§ FRAGMENTO DEL TEXTO:

====

Si tuviera que escoger un único final de una serie de televisión, aunque el de A dos metros bajo tierra me siga pareciendo perfecto y me siga emocionando cada vez que lo veo en Youtube, me inclinaría por el de The Shield. La obra maestra de Shawn Ryan castiga a su (anti) héroe de un modo absolutamente justo con sus delitos y faltas, pero por completo inesperado. Condena al policía hiperactivo y corrupto, en los minutos finales, a una oficina. A una oficina kafkiana, de cubículos idénticos.
A una oficina que es mil veces peor que una cárcel. Porque sabemos que en prisión Vic Mackey hubiera sobrevivido, adaptándose rápidamente a los códigos y la violencia propios de esos espacios de vigilancia y castigo. Pero en esa oficina él, acostumbrado a resolver los casos mediante un cóctel de músculo, neuronas, pólvora y corrupción, solo podrá apagarse, hasta llegar a ser muy pronto una sombra de sí mismo.
Durante siete temporadas, el equipo especial que dirige Mackey ha habitado en una sala de la comisaría de uso exclusivo. Esa burbuja de libertad y trapicheos se inserta en un conjunto de dos pisos, una antigua iglesia convertida en central de policía, con las jaulas de los calabozos en la parte central de la planta baja, rodeadas de escritorios, y los despachos y la sala de interrogatorios en la planta superior. La acción ocurre en el ficticio distrito Farmington de Los Ángeles, más conocido como The Farm (la granja); y las dependencias policiales son llamadas The Barn (la cuadra).
Los nombres responden a la concepción de la vida que predomina en ese barrio marginal: más animal que humana, más física que intelectual. El equipo especial combate el crimen organizado y las bandas poniéndose a su misma altura moral. Son eficientes porque son infames. Asesinan a un compañero en el capítulo piloto y durante 88 episodios esperamos a que todos y cada uno de los culpables paguen por ello. Sobre todo su líder, el carismático y putrefacto Vic Mackey.
Durante todas esas horas de adrenalina y suspense nos movemos por la ciudad esperando el momento en que MacKey, que escapa de todas las trampas y de todas las investigaciones, que siempre se sale con la suya, caiga al fin en las garras de la justicia, aunque sea poética. Como nunca ocurre, nos agarramos con desesperación al último capítulo como a nuestra última esperanza. Que muera, que vaya a la cárcel, que pague sus deudas de una vez por todas.

====

§ SECCIÓN DE DATOS:
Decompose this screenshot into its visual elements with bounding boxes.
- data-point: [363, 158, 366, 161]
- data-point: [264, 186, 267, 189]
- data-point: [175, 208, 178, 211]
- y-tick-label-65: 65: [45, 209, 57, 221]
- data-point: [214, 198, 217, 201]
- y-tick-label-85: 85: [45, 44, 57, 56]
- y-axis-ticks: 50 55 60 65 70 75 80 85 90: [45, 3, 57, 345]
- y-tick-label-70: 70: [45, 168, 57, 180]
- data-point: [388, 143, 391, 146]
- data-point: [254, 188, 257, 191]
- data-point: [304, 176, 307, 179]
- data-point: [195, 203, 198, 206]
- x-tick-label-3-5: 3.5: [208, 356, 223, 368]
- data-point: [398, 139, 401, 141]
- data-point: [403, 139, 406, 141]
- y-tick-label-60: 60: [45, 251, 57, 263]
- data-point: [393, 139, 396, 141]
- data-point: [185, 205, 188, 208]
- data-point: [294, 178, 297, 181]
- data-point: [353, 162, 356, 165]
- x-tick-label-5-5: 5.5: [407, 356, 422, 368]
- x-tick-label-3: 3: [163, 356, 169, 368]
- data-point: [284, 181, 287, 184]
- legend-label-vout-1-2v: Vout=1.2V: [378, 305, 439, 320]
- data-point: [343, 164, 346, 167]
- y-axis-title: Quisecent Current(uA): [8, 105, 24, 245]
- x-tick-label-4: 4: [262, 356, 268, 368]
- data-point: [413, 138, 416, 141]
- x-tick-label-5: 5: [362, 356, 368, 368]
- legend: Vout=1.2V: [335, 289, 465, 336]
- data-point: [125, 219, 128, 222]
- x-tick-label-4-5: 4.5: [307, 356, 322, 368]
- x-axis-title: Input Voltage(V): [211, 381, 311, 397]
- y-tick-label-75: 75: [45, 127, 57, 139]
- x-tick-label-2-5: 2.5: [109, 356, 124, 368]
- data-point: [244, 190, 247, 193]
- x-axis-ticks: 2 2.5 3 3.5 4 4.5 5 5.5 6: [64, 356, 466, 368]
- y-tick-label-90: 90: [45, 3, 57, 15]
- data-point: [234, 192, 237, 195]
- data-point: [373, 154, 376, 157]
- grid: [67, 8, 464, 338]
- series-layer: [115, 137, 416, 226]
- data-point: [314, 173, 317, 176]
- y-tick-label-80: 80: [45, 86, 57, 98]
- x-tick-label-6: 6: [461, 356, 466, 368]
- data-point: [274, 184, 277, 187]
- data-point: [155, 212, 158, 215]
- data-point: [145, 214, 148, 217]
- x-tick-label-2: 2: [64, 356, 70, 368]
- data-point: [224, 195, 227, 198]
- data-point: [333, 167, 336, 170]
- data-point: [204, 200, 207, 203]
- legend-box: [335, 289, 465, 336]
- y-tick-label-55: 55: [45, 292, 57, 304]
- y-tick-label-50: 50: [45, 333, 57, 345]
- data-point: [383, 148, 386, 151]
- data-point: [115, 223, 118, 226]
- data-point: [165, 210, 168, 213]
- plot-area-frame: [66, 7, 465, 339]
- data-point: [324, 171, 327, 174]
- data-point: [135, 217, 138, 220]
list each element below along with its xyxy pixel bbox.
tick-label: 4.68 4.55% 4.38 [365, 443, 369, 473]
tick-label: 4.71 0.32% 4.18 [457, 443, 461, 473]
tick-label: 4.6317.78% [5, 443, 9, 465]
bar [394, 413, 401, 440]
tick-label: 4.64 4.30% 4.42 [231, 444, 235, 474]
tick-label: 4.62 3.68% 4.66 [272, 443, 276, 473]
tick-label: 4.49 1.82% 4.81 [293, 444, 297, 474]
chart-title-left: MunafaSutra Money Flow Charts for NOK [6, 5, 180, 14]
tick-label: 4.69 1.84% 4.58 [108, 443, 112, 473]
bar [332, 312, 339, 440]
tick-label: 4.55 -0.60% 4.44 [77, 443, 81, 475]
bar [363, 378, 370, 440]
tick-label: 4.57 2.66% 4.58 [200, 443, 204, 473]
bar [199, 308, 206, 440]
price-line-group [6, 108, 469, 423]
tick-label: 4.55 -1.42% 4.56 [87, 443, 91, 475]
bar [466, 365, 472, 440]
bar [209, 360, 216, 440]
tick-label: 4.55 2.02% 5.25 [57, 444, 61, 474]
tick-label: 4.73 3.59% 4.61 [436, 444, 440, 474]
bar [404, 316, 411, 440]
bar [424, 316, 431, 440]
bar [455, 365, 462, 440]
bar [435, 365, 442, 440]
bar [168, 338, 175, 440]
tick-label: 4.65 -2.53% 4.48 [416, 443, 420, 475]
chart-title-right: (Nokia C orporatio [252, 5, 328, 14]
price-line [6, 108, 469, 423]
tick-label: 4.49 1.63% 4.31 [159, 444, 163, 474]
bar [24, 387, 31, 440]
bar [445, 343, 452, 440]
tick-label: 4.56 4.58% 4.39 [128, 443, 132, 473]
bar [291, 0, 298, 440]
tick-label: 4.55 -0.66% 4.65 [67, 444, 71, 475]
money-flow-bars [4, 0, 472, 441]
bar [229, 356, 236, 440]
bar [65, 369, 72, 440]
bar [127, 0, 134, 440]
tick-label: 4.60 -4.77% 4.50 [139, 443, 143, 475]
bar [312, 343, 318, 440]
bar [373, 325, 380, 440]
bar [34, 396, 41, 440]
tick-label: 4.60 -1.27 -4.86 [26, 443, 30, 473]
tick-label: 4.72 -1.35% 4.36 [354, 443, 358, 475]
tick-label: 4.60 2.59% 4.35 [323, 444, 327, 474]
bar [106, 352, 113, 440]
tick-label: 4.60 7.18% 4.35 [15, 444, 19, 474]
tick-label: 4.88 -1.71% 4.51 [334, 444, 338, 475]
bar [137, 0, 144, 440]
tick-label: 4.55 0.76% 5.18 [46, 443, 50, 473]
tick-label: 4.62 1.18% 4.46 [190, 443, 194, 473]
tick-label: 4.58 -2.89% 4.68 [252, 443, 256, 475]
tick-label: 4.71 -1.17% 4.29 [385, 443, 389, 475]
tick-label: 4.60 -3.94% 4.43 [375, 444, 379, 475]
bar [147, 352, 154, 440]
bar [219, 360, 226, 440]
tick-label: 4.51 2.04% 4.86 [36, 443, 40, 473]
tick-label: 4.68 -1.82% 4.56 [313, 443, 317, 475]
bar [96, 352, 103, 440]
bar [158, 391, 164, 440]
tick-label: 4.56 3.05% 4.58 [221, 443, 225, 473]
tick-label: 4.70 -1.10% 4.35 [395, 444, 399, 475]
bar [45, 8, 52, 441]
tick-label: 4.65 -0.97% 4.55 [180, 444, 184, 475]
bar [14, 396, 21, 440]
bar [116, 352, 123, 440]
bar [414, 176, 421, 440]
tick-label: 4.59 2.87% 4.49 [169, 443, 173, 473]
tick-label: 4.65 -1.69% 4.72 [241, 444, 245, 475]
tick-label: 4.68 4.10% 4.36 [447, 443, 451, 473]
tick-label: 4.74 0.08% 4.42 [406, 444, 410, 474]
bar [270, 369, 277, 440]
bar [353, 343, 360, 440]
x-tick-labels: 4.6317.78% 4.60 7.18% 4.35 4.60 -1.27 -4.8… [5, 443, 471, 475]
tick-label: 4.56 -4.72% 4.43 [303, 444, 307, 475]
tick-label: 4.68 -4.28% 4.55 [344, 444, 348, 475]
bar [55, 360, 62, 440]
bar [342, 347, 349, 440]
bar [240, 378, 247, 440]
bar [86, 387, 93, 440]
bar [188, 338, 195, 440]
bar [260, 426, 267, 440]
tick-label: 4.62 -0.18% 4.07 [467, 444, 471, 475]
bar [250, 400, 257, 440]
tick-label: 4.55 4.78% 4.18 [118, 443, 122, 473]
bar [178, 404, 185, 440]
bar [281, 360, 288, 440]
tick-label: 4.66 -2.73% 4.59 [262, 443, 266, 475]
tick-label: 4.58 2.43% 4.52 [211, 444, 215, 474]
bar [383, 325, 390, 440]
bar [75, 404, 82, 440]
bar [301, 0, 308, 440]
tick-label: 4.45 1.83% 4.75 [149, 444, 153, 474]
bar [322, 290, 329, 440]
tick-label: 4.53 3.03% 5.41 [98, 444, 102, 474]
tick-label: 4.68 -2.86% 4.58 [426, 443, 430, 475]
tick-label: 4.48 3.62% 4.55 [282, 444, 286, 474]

====

§ QUÉ SE PIDE:
A – Responde estas preguntas sobre el texto acerca del final de The Shield:
(i) ¿A qué condena la serie a Vic Mackey en los minutos finales?
(ii) ¿Qué era antes el edificio que funciona como central de policía?
(iii) ¿Cómo se llaman las dependencias policiales?
B – Prosigue el texto sobre el final de The Shield a partir de su última oración.

§ RESPUESTAS DEL EJERCICIO:
A –
(i) A una oficina kafkiana, de cubículos idénticos.
(ii) Una antigua iglesia.
(iii) The Barn (la cuadra).

B –
Entonces: el giro genial. Lo destierran. Pero no a una isla remota, como a los personajes de la Antigüedad, sino a un espacio cercano, a una región del mismo imperio de la ley al que él en realidad pertenecía, a una oficina de funcionario, a una prisión de burócratas. A una colmena donde el rey de la granja es un zángano más, otro entre tantos anónimos obreros, un número de expediente, una rutina: nadie.
El estreno en 1960 de El apartamento de Billy Wilder fijó en el imaginario colectivo la imagen de la oficina como colmena. La fotografía en blanco y negro de Joseph LaShelle y la puesta en escena de Alexandre Trauner han pasado a la historia por esas sucesiones infinitas de escritorios y de trabajadores ajetreados con sus teléfonos y sus máquinas de escribir, bajo la impresionante cuadrícula iluminada del techo.
Para acentuar la profundidad de campo, situaron en el fondo a los extras más bajitos e incluso a niños. Había que comunicar la sensación de que aquella oficina era infinita, de que allí el trabajo en cadena no se terminaba nunca. Bud, el protagonista, es lo opuesto de Bartleby, el escribiente creado por Melville: no sabe decir no. De modo que, cuando se corre la voz entre sus jefes de que posee un apartamento ideal para los encuentros extramatrimoniales, hasta cinco veces dirá: "Sí, por supuesto que se lo presto". Pero hemos olvidado el interior arquitectónico de esa sexualidad adúltera, mientras que ha quedado en nuestra memoria el de la oficina multitudinaria e insectívora.
Mad Men ambienta en esa década las sucesivas oficinas de sus protagonistas. Cuando al final de la tercera temporada Sterling, Cooper y Draper refundan su propia firma y se mudan a un espacio más pequeño, lo hacen tanto por razones de guión como por ajustes de presupuesto (para pagar a menos extras que tecleen en su escritorio o que vayan de un lado para otro con fotocopias en las manos o charlando distraídamente: siempre me han fascinado esos personajes sin voz ni voto, esos millones de personajes absolutamente secundarios, toda esa materia extra y no obstante fundamental de nuestra fantasía).
Pero en todas las oficinas de la serie, sean grandes o pequeñas, se reproduce el mismo esquema jerárquico. Las secretarias conviven en espacios comunes, a menudo incluso en pasillos, mientras que los directores creativos y ejecutivos sí que poseen sus propios ámbitos de intimidad. Intimidad explícita: en los sofás de sus despachos duermen la siesta, se emborrachan o se acuestan con sus secretarias.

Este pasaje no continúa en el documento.